* Begin SUPPLIED DATA *

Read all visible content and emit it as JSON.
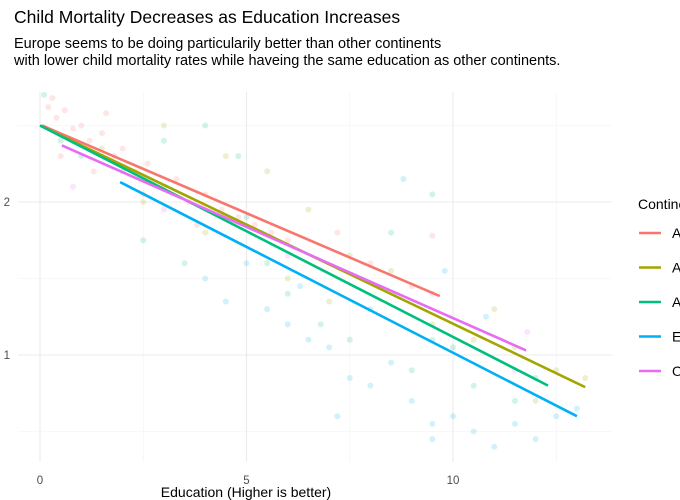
{
  "chart_data": {
    "type": "scatter",
    "title": "Child Mortality Decreases as Education Increases",
    "subtitle": [
      "Europe seems to be doing particularily better than other continents",
      "with lower child mortality rates while haveing the same education as other continents."
    ],
    "xlabel": "Education (Higher is better)",
    "ylabel": "",
    "xlim": [
      -0.5,
      13.8
    ],
    "ylim": [
      0.3,
      2.75
    ],
    "x_ticks": [
      0,
      5,
      10
    ],
    "y_ticks": [
      1,
      2
    ],
    "grid": true,
    "legend": {
      "title": "Continent",
      "placement": "right",
      "entries": [
        "Africa",
        "Americas",
        "Asia",
        "Europe",
        "Oceania"
      ]
    },
    "colors": {
      "Africa": "#F8766D",
      "Americas": "#A3A500",
      "Asia": "#00BF7D",
      "Europe": "#00B0F6",
      "Oceania": "#E76BF3"
    },
    "trend_lines": [
      {
        "name": "Africa",
        "x": [
          0.05,
          9.68
        ],
        "y": [
          2.5,
          1.385
        ]
      },
      {
        "name": "Americas",
        "x": [
          0.0,
          13.2
        ],
        "y": [
          2.5,
          0.79
        ]
      },
      {
        "name": "Asia",
        "x": [
          0.0,
          12.3
        ],
        "y": [
          2.5,
          0.8
        ]
      },
      {
        "name": "Europe",
        "x": [
          1.94,
          13.0
        ],
        "y": [
          2.13,
          0.6
        ]
      },
      {
        "name": "Oceania",
        "x": [
          0.53,
          11.77
        ],
        "y": [
          2.37,
          1.03
        ]
      }
    ],
    "points": {
      "Africa": [
        [
          0.2,
          2.62
        ],
        [
          0.4,
          2.55
        ],
        [
          0.6,
          2.6
        ],
        [
          0.8,
          2.48
        ],
        [
          1.0,
          2.5
        ],
        [
          1.2,
          2.4
        ],
        [
          1.5,
          2.45
        ],
        [
          1.8,
          2.3
        ],
        [
          2.0,
          2.35
        ],
        [
          2.3,
          2.2
        ],
        [
          2.6,
          2.25
        ],
        [
          3.0,
          2.1
        ],
        [
          3.3,
          2.15
        ],
        [
          3.6,
          2.0
        ],
        [
          4.0,
          2.05
        ],
        [
          4.4,
          1.95
        ],
        [
          4.8,
          1.9
        ],
        [
          5.2,
          1.85
        ],
        [
          5.6,
          1.8
        ],
        [
          6.0,
          1.75
        ],
        [
          0.5,
          2.3
        ],
        [
          1.3,
          2.2
        ],
        [
          2.5,
          2.05
        ],
        [
          3.8,
          1.85
        ],
        [
          7.2,
          1.8
        ],
        [
          8.0,
          1.6
        ],
        [
          9.0,
          1.45
        ],
        [
          9.5,
          1.78
        ],
        [
          0.3,
          2.68
        ],
        [
          1.6,
          2.58
        ]
      ],
      "Americas": [
        [
          1.5,
          2.35
        ],
        [
          3.0,
          2.5
        ],
        [
          4.5,
          2.3
        ],
        [
          5.5,
          2.2
        ],
        [
          6.5,
          1.95
        ],
        [
          7.5,
          1.65
        ],
        [
          8.5,
          1.55
        ],
        [
          9.5,
          1.2
        ],
        [
          10.5,
          1.1
        ],
        [
          11.5,
          1.05
        ],
        [
          12.5,
          0.9
        ],
        [
          13.2,
          0.85
        ],
        [
          2.5,
          2.0
        ],
        [
          4.0,
          1.8
        ],
        [
          6.0,
          1.5
        ],
        [
          7.0,
          1.35
        ],
        [
          11.0,
          1.3
        ],
        [
          12.0,
          0.7
        ]
      ],
      "Asia": [
        [
          0.1,
          2.7
        ],
        [
          0.5,
          2.4
        ],
        [
          1.0,
          2.3
        ],
        [
          2.0,
          2.2
        ],
        [
          3.0,
          2.4
        ],
        [
          4.0,
          2.5
        ],
        [
          4.8,
          2.3
        ],
        [
          3.5,
          1.6
        ],
        [
          5.0,
          1.9
        ],
        [
          5.5,
          1.6
        ],
        [
          6.0,
          1.4
        ],
        [
          6.8,
          1.2
        ],
        [
          7.5,
          1.1
        ],
        [
          8.0,
          1.3
        ],
        [
          9.0,
          0.9
        ],
        [
          9.5,
          1.1
        ],
        [
          10.0,
          1.05
        ],
        [
          10.5,
          0.8
        ],
        [
          11.5,
          0.7
        ],
        [
          12.0,
          0.85
        ],
        [
          9.5,
          2.05
        ],
        [
          8.5,
          1.8
        ],
        [
          2.5,
          1.75
        ]
      ],
      "Europe": [
        [
          4.0,
          1.5
        ],
        [
          4.5,
          1.35
        ],
        [
          5.0,
          1.6
        ],
        [
          5.5,
          1.3
        ],
        [
          6.0,
          1.2
        ],
        [
          6.5,
          1.1
        ],
        [
          7.0,
          1.05
        ],
        [
          7.5,
          0.85
        ],
        [
          8.0,
          0.8
        ],
        [
          8.5,
          0.95
        ],
        [
          9.0,
          0.7
        ],
        [
          9.5,
          0.55
        ],
        [
          10.0,
          0.6
        ],
        [
          10.5,
          0.5
        ],
        [
          11.0,
          0.4
        ],
        [
          11.5,
          0.55
        ],
        [
          12.0,
          0.45
        ],
        [
          12.5,
          0.6
        ],
        [
          13.0,
          0.65
        ],
        [
          8.8,
          2.15
        ],
        [
          9.8,
          1.55
        ],
        [
          10.8,
          1.25
        ],
        [
          7.2,
          0.6
        ],
        [
          9.5,
          0.45
        ],
        [
          6.3,
          1.45
        ]
      ],
      "Oceania": [
        [
          0.8,
          2.1
        ],
        [
          3.0,
          1.95
        ],
        [
          6.0,
          1.65
        ],
        [
          9.5,
          1.4
        ],
        [
          11.8,
          1.15
        ],
        [
          11.5,
          0.9
        ]
      ]
    }
  }
}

* End SUPPLIED DATA *

WHAT THE TASK REQUIRES:
Copy out every line with the word "continents".

RESULT OF THE TASK:
      "Europe seems to be doing particularily better than other continents",
      "with lower child mortality rates while haveing the same education as other continents."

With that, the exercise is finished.